Make an exact copy of all the entries below, with the pictures left out.

------------------------------------------------------------

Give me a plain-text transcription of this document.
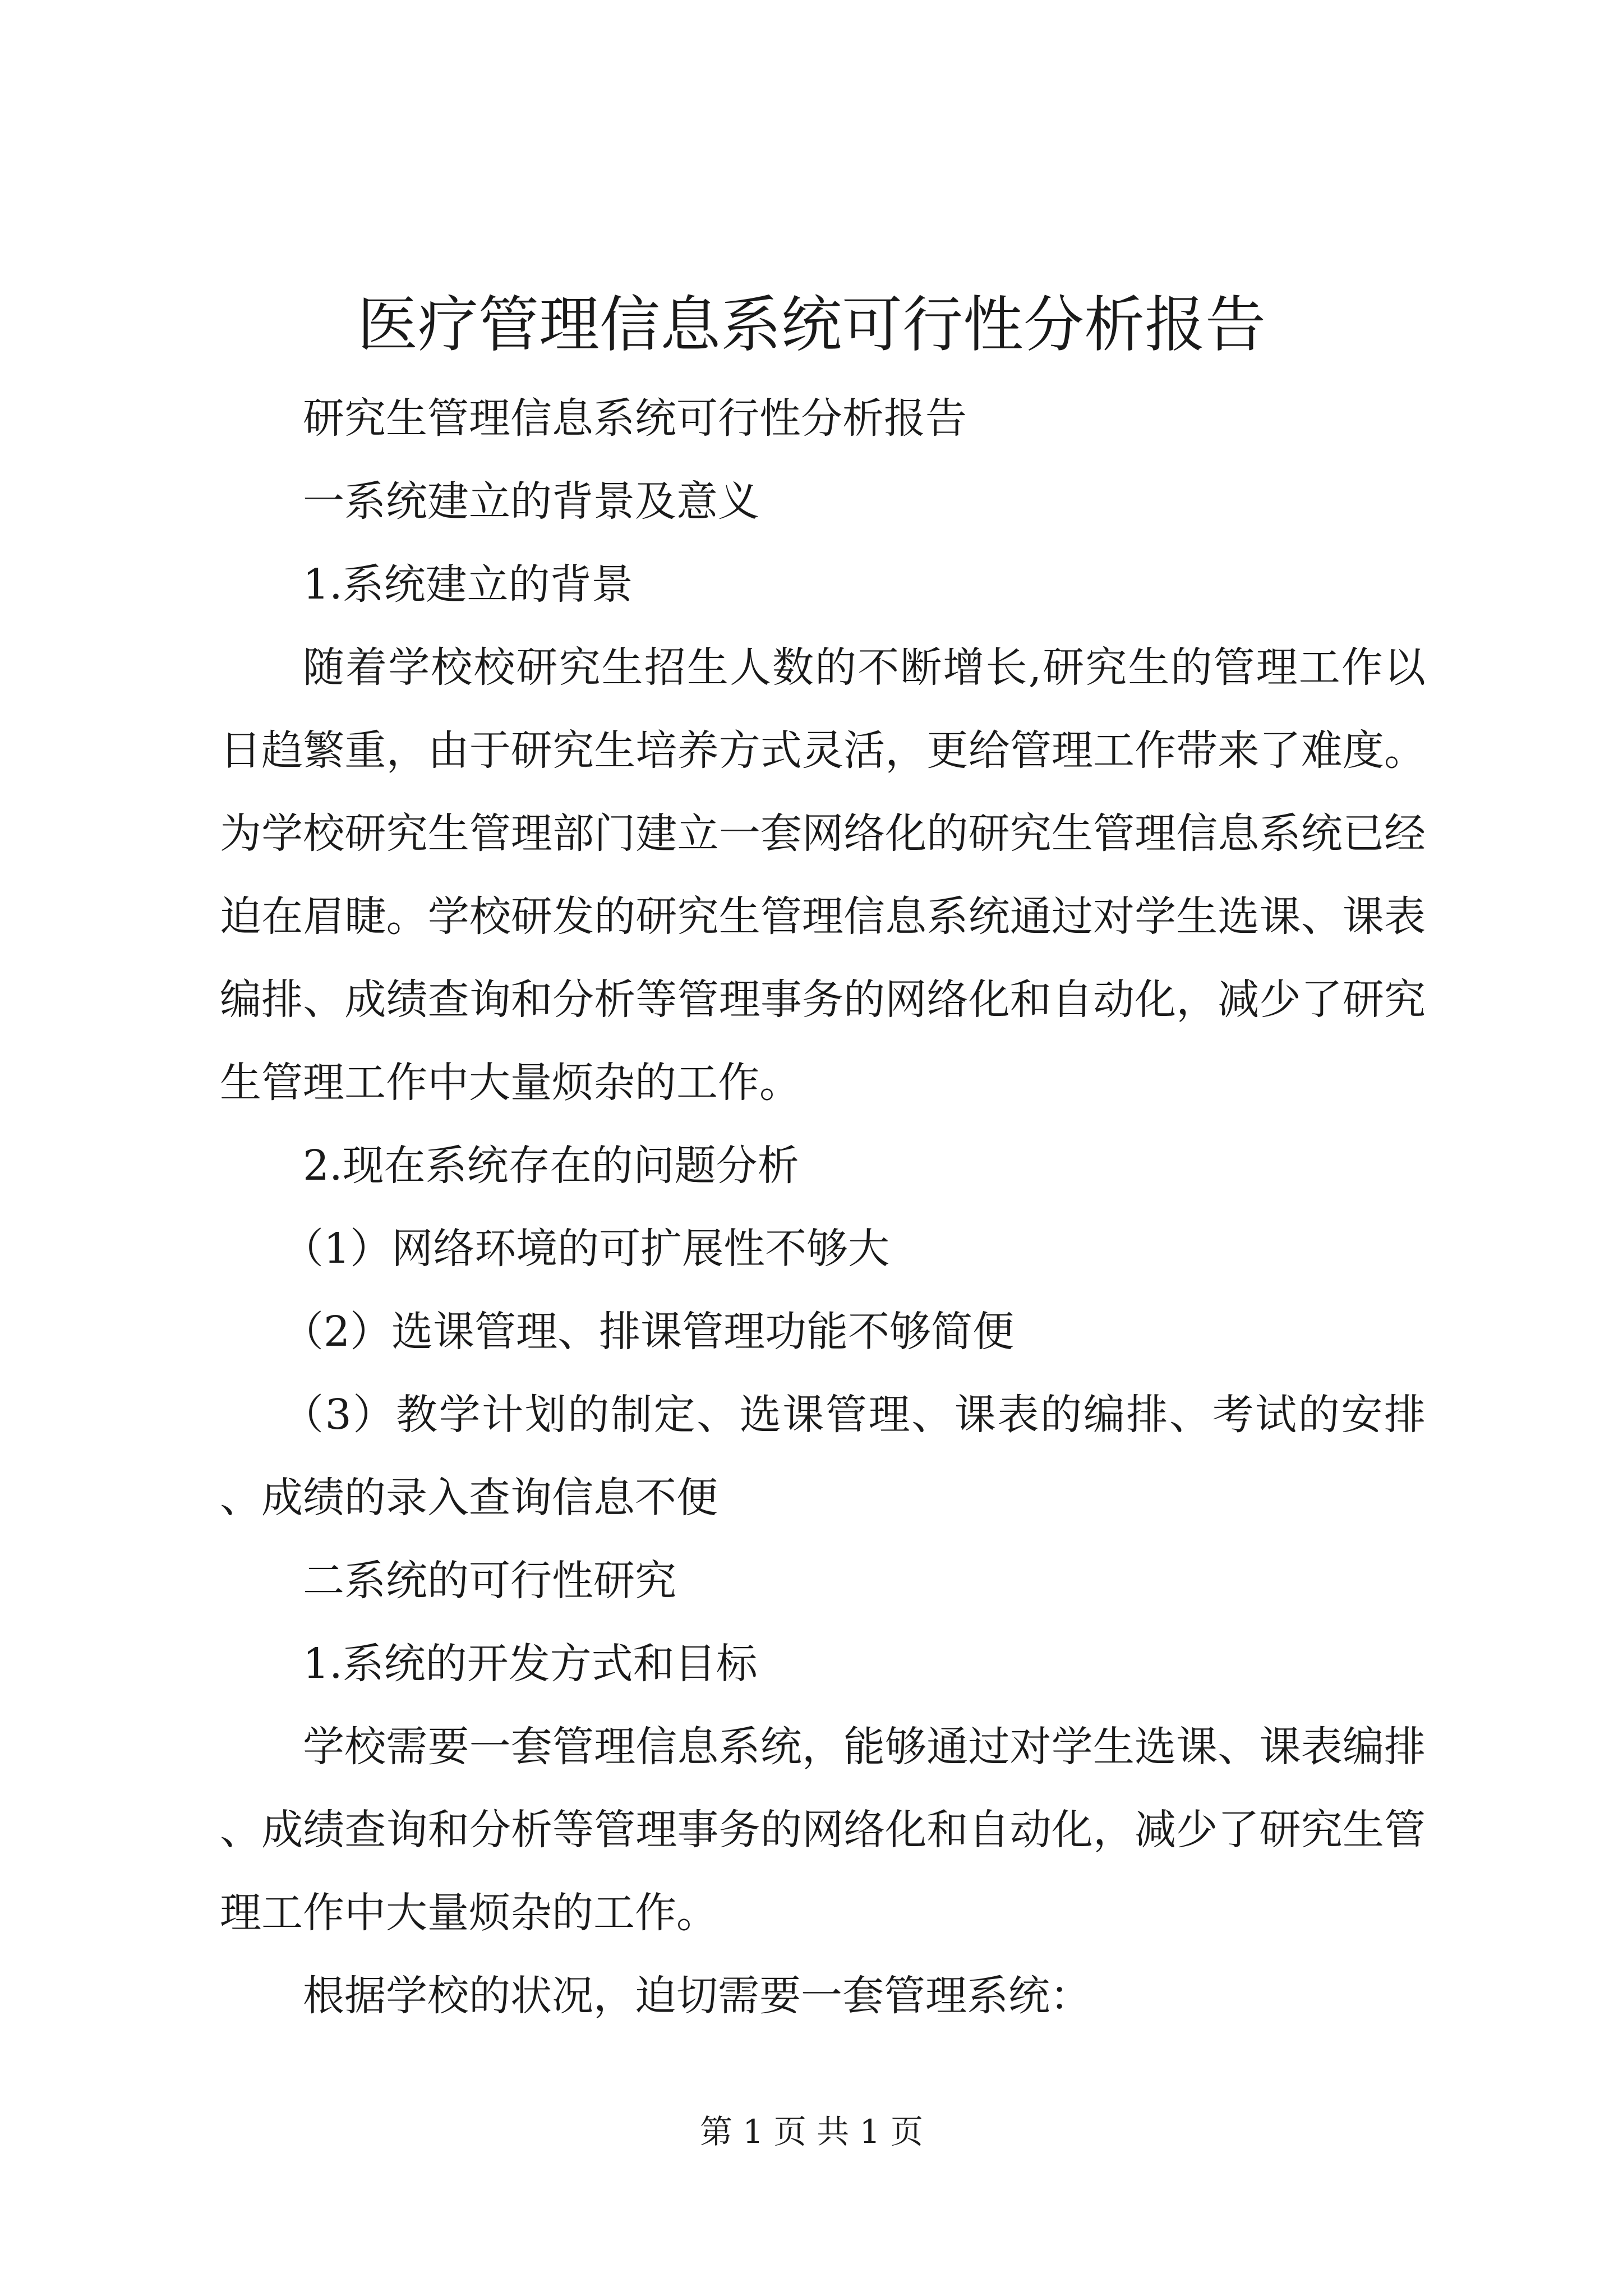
医疗管理信息系统可行性分析报告

研究生管理信息系统可行性分析报告

一系统建立的背景及意义

1.系统建立的背景

随着学校校研究生招生人数的不断增长,研究生的管理工作以日趋繁重，由于研究生培养方式灵活，更给管理工作带来了难度。为学校研究生管理部门建立一套网络化的研究生管理信息系统已经迫在眉睫。学校研发的研究生管理信息系统通过对学生选课、课表编排、成绩查询和分析等管理事务的网络化和自动化，减少了研究生管理工作中大量烦杂的工作。

2.现在系统存在的问题分析

（1）网络环境的可扩展性不够大

（2）选课管理、排课管理功能不够简便

（3）教学计划的制定、选课管理、课表的编排、考试的安排、成绩的录入查询信息不便

二系统的可行性研究

1.系统的开发方式和目标

学校需要一套管理信息系统，能够通过对学生选课、课表编排、成绩查询和分析等管理事务的网络化和自动化，减少了研究生管理工作中大量烦杂的工作。

根据学校的状况，迫切需要一套管理系统：

第 1 页 共 1 页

------------------------------------------------------------

## [WRITTEN ANSWER]
Give me a plain-text transcription of this document.
医疗管理信息系统可行性分析报告

研究生管理信息系统可行性分析报告

一系统建立的背景及意义

1.系统建立的背景

随着学校校研究生招生人数的不断增长,研究生的管理工作以日趋繁重，由于研究生培养方式灵活，更给管理工作带来了难度。为学校研究生管理部门建立一套网络化的研究生管理信息系统已经迫在眉睫。学校研发的研究生管理信息系统通过对学生选课、课表编排、成绩查询和分析等管理事务的网络化和自动化，减少了研究生管理工作中大量烦杂的工作。

2.现在系统存在的问题分析

（1）网络环境的可扩展性不够大

（2）选课管理、排课管理功能不够简便

（3）教学计划的制定、选课管理、课表的编排、考试的安排、成绩的录入查询信息不便

二系统的可行性研究

1.系统的开发方式和目标

学校需要一套管理信息系统，能够通过对学生选课、课表编排、成绩查询和分析等管理事务的网络化和自动化，减少了研究生管理工作中大量烦杂的工作。

根据学校的状况，迫切需要一套管理系统：

第 1 页 共 1 页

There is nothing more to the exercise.